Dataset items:
####################

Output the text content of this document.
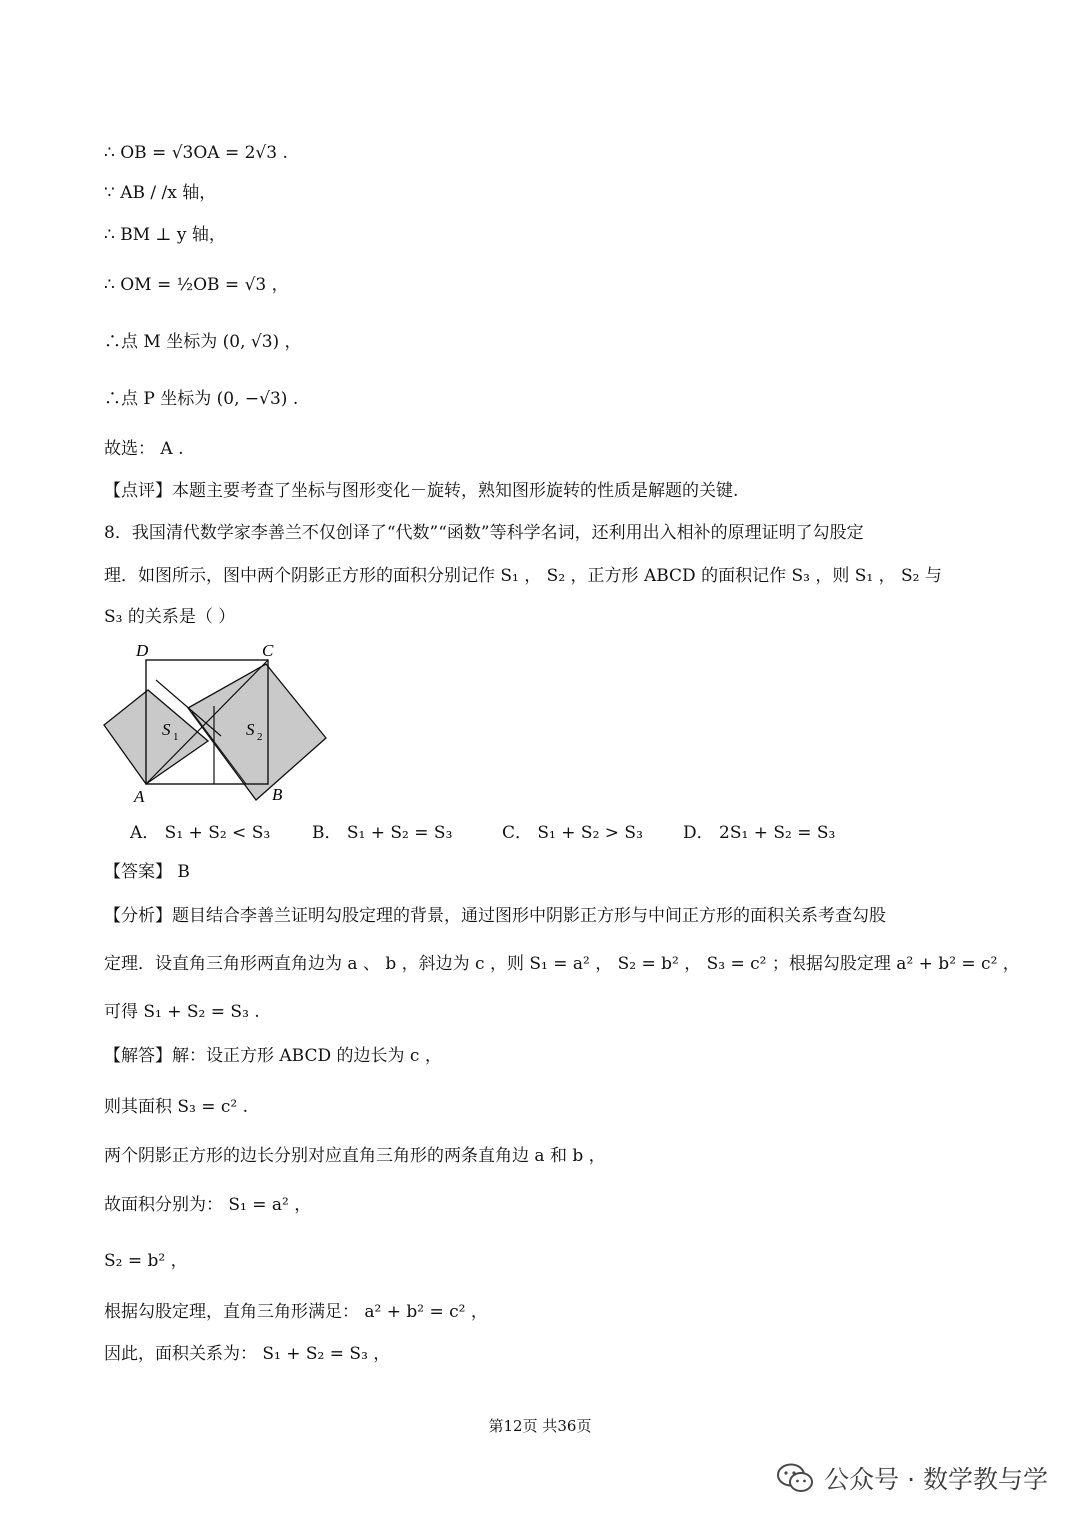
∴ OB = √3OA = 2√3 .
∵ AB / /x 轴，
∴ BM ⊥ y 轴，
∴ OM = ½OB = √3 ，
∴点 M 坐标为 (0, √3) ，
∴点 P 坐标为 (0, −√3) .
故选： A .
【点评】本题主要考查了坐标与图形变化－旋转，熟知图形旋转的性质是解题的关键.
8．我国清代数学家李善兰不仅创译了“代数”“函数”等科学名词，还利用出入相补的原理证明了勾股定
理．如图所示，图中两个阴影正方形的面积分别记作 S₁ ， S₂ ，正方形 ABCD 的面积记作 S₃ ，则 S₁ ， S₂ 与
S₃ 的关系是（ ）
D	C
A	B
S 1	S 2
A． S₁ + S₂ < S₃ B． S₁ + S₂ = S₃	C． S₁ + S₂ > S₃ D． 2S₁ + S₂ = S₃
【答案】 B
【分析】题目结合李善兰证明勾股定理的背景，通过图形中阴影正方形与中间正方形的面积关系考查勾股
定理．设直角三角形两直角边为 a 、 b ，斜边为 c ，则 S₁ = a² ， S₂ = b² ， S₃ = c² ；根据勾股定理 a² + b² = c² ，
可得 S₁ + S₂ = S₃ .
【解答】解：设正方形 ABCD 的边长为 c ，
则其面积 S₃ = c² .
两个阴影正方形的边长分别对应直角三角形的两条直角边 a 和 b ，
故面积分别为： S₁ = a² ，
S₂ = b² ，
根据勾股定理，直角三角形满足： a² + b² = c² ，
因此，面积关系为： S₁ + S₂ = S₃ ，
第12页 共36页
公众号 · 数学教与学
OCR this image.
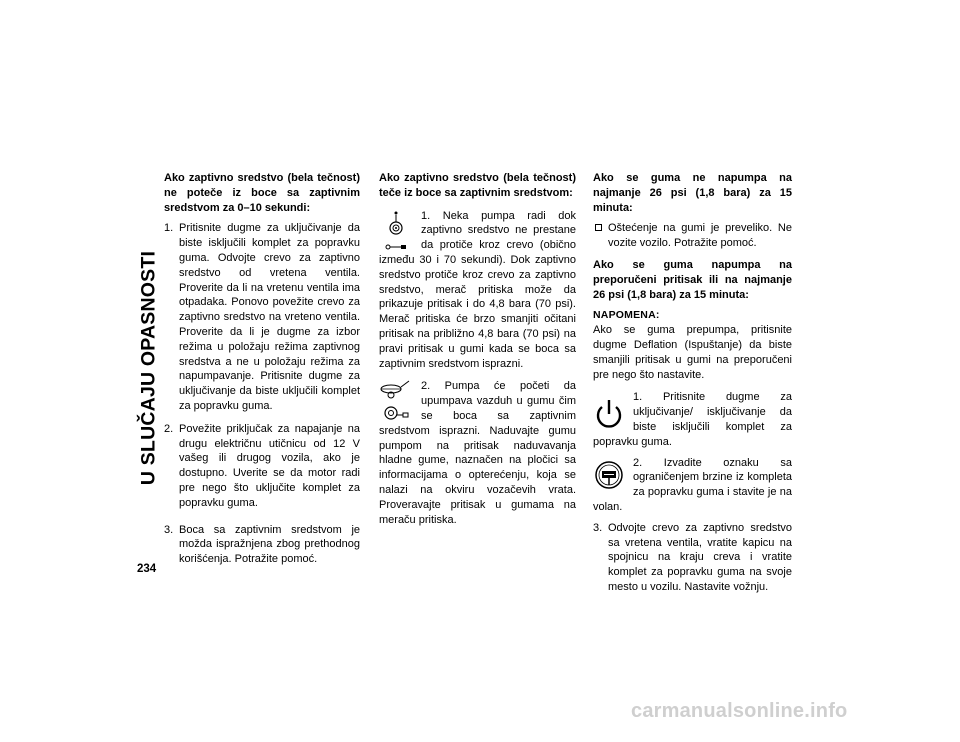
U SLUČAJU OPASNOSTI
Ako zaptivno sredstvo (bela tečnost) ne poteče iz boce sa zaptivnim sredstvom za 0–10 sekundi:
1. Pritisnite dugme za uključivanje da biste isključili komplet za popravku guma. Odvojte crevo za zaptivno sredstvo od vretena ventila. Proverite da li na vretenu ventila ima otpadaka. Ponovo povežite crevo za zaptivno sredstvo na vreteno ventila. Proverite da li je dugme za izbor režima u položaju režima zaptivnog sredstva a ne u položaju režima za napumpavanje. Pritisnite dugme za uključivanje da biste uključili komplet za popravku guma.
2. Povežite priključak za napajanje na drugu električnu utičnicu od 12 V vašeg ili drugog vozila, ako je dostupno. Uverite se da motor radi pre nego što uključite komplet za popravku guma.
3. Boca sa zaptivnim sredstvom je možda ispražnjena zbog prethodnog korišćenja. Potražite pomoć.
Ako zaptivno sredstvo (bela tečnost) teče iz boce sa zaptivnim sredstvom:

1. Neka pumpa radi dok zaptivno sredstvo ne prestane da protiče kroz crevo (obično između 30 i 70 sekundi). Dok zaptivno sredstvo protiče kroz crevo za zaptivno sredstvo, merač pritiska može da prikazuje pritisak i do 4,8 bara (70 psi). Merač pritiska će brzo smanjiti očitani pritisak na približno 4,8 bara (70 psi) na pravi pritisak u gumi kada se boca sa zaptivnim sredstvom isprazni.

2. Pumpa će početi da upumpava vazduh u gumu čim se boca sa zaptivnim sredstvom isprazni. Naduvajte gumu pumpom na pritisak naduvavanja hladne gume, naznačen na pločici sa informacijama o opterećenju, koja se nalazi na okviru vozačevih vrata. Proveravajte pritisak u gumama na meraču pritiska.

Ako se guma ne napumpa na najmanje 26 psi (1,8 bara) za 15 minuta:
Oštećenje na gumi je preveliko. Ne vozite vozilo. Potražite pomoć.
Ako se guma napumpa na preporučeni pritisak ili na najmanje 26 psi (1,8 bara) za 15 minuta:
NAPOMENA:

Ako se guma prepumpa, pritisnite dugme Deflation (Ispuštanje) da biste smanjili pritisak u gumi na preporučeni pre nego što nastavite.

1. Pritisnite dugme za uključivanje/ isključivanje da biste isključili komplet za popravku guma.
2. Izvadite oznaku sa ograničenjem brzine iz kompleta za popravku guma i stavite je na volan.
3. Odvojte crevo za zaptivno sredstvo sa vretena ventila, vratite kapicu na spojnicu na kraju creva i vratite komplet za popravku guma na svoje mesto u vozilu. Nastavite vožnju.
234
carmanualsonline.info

####################

** Objective **
Copy every record character for character. Skip the pictures.

** Answer below **
Output the text content of this document.
∴ OB = √3OA = 2√3 .
∵ AB / /x 轴，
∴ BM ⊥ y 轴，
∴ OM = ½OB = √3 ，
∴点 M 坐标为 (0, √3) ，
∴点 P 坐标为 (0, −√3) .
故选： A .
【点评】本题主要考查了坐标与图形变化－旋转，熟知图形旋转的性质是解题的关键.
8．我国清代数学家李善兰不仅创译了“代数”“函数”等科学名词，还利用出入相补的原理证明了勾股定
理．如图所示，图中两个阴影正方形的面积分别记作 S₁ ， S₂ ，正方形 ABCD 的面积记作 S₃ ，则 S₁ ， S₂ 与
S₃ 的关系是（ ）
D	C
A	B
S 1	S 2
A． S₁ + S₂ < S₃ B． S₁ + S₂ = S₃	C． S₁ + S₂ > S₃ D． 2S₁ + S₂ = S₃
【答案】 B
【分析】题目结合李善兰证明勾股定理的背景，通过图形中阴影正方形与中间正方形的面积关系考查勾股
定理．设直角三角形两直角边为 a 、 b ，斜边为 c ，则 S₁ = a² ， S₂ = b² ， S₃ = c² ；根据勾股定理 a² + b² = c² ，
可得 S₁ + S₂ = S₃ .
【解答】解：设正方形 ABCD 的边长为 c ，
则其面积 S₃ = c² .
两个阴影正方形的边长分别对应直角三角形的两条直角边 a 和 b ，
故面积分别为： S₁ = a² ，
S₂ = b² ，
根据勾股定理，直角三角形满足： a² + b² = c² ，
因此，面积关系为： S₁ + S₂ = S₃ ，
第12页 共36页
公众号 · 数学教与学
OCR this image.
U SLUČAJU OPASNOSTI
Ako zaptivno sredstvo (bela tečnost) ne poteče iz boce sa zaptivnim sredstvom za 0–10 sekundi:
1. Pritisnite dugme za uključivanje da biste isključili komplet za popravku guma. Odvojte crevo za zaptivno sredstvo od vretena ventila. Proverite da li na vretenu ventila ima otpadaka. Ponovo povežite crevo za zaptivno sredstvo na vreteno ventila. Proverite da li je dugme za izbor režima u položaju režima zaptivnog sredstva a ne u položaju režima za napumpavanje. Pritisnite dugme za uključivanje da biste uključili komplet za popravku guma.
2. Povežite priključak za napajanje na drugu električnu utičnicu od 12 V vašeg ili drugog vozila, ako je dostupno. Uverite se da motor radi pre nego što uključite komplet za popravku guma.
3. Boca sa zaptivnim sredstvom je možda ispražnjena zbog prethodnog korišćenja. Potražite pomoć.
Ako zaptivno sredstvo (bela tečnost) teče iz boce sa zaptivnim sredstvom:

1. Neka pumpa radi dok zaptivno sredstvo ne prestane da protiče kroz crevo (obično između 30 i 70 sekundi). Dok zaptivno sredstvo protiče kroz crevo za zaptivno sredstvo, merač pritiska može da prikazuje pritisak i do 4,8 bara (70 psi). Merač pritiska će brzo smanjiti očitani pritisak na približno 4,8 bara (70 psi) na pravi pritisak u gumi kada se boca sa zaptivnim sredstvom isprazni.

2. Pumpa će početi da upumpava vazduh u gumu čim se boca sa zaptivnim sredstvom isprazni. Naduvajte gumu pumpom na pritisak naduvavanja hladne gume, naznačen na pločici sa informacijama o opterećenju, koja se nalazi na okviru vozačevih vrata. Proveravajte pritisak u gumama na meraču pritiska.

Ako se guma ne napumpa na najmanje 26 psi (1,8 bara) za 15 minuta:
Oštećenje na gumi je preveliko. Ne vozite vozilo. Potražite pomoć.
Ako se guma napumpa na preporučeni pritisak ili na najmanje 26 psi (1,8 bara) za 15 minuta:
NAPOMENA:

Ako se guma prepumpa, pritisnite dugme Deflation (Ispuštanje) da biste smanjili pritisak u gumi na preporučeni pre nego što nastavite.

1. Pritisnite dugme za uključivanje/ isključivanje da biste isključili komplet za popravku guma.
2. Izvadite oznaku sa ograničenjem brzine iz kompleta za popravku guma i stavite je na volan.
3. Odvojte crevo za zaptivno sredstvo sa vretena ventila, vratite kapicu na spojnicu na kraju creva i vratite komplet za popravku guma na svoje mesto u vozilu. Nastavite vožnju.
234
carmanualsonline.info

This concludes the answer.